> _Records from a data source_
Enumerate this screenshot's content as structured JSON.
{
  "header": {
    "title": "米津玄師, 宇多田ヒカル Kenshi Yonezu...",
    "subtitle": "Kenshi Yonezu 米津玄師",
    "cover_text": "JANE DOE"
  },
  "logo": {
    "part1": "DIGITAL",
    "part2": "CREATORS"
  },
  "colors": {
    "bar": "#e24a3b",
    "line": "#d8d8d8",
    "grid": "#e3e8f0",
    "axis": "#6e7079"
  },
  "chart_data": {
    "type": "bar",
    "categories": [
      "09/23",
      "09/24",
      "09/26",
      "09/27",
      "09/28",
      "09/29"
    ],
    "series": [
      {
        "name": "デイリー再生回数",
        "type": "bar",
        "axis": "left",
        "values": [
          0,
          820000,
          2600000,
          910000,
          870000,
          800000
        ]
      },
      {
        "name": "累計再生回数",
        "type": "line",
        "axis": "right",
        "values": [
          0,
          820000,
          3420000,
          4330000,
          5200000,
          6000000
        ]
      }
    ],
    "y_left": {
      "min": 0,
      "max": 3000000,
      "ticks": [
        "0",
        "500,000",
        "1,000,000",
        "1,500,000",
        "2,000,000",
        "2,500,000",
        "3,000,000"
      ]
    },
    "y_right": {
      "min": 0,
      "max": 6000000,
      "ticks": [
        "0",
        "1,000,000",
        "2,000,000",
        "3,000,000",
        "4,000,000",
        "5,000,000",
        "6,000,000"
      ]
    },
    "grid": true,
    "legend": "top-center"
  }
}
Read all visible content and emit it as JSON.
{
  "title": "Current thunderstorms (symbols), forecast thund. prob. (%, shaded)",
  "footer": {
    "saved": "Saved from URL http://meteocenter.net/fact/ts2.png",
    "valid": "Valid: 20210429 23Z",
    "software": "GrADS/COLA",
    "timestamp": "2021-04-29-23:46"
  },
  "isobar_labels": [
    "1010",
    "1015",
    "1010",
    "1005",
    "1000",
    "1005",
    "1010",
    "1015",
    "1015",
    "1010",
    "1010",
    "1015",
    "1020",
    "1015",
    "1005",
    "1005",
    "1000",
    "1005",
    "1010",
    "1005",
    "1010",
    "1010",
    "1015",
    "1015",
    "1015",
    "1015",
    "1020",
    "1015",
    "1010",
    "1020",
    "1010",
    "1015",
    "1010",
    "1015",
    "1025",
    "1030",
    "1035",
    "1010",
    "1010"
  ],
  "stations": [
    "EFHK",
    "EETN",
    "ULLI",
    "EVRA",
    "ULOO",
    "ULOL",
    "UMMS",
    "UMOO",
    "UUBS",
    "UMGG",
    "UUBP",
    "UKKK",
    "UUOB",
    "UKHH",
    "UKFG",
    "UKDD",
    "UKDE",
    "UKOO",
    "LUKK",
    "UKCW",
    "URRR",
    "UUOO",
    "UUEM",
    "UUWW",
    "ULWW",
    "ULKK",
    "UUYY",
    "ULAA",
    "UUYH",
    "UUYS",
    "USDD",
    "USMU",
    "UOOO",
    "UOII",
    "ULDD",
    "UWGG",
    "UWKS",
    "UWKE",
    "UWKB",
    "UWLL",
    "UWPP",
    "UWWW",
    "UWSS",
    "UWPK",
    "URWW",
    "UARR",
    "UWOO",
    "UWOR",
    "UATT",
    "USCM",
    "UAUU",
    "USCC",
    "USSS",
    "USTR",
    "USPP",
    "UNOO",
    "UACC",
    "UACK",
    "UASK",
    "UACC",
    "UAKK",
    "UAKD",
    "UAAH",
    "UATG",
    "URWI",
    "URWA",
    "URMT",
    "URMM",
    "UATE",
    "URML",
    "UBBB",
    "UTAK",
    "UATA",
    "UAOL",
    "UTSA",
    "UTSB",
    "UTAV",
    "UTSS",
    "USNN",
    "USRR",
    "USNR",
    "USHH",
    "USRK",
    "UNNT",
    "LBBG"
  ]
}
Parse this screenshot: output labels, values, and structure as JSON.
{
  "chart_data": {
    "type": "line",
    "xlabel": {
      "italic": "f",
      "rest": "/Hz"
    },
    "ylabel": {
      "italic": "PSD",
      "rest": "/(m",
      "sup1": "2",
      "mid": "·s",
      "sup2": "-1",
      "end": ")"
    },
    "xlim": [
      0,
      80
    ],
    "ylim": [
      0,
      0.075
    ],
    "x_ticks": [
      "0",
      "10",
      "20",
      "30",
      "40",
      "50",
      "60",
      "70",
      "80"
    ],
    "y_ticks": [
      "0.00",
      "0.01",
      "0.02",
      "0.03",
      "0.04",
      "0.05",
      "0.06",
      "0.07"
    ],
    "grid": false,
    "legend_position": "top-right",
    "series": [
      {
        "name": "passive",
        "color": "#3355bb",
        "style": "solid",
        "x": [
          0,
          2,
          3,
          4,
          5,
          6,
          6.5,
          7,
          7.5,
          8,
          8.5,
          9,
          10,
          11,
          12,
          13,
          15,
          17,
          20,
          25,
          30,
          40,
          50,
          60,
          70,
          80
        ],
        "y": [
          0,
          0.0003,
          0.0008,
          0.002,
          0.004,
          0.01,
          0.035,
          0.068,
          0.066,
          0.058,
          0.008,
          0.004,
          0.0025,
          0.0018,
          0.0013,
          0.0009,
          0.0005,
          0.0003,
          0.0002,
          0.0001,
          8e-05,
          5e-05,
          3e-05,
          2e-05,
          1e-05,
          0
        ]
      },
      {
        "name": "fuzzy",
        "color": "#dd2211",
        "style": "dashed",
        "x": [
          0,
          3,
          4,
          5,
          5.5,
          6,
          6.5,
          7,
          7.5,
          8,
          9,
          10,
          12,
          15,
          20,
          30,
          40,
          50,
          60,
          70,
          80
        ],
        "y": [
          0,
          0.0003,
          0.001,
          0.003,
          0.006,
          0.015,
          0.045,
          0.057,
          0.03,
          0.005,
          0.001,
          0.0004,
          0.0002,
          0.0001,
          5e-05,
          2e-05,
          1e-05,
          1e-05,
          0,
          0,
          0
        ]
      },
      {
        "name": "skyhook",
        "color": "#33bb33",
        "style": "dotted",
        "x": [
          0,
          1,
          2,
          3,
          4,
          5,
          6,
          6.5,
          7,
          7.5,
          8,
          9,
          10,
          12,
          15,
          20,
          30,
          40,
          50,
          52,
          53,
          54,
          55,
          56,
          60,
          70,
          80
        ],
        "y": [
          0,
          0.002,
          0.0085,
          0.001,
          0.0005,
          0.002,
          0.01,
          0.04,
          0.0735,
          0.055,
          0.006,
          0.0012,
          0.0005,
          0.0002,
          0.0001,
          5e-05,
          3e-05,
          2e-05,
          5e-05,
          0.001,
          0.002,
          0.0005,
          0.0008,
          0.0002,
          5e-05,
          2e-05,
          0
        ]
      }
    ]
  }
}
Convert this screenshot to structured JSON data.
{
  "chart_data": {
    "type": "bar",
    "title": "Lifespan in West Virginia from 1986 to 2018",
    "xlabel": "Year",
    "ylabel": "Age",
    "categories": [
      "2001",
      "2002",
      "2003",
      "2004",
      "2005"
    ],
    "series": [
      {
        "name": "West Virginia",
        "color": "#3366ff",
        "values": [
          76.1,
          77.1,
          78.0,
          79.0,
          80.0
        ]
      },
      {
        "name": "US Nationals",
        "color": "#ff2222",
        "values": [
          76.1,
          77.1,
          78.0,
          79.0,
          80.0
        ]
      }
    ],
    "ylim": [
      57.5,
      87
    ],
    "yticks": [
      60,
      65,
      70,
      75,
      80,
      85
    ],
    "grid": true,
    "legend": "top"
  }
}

> _EXERCISE OBJECTIVE_
Give back exactly the lines from the line holding "Convert this screenshot" through the last line of the listing, including both.

> _TASK RESPONSE_
Convert this screenshot to structured JSON data.
{
  "chart_data": {
    "type": "bar",
    "title": "Lifespan in West Virginia from 1986 to 2018",
    "xlabel": "Year",
    "ylabel": "Age",
    "categories": [
      "2001",
      "2002",
      "2003",
      "2004",
      "2005"
    ],
    "series": [
      {
        "name": "West Virginia",
        "color": "#3366ff",
        "values": [
          76.1,
          77.1,
          78.0,
          79.0,
          80.0
        ]
      },
      {
        "name": "US Nationals",
        "color": "#ff2222",
        "values": [
          76.1,
          77.1,
          78.0,
          79.0,
          80.0
        ]
      }
    ],
    "ylim": [
      57.5,
      87
    ],
    "yticks": [
      60,
      65,
      70,
      75,
      80,
      85
    ],
    "grid": true,
    "legend": "top"
  }
}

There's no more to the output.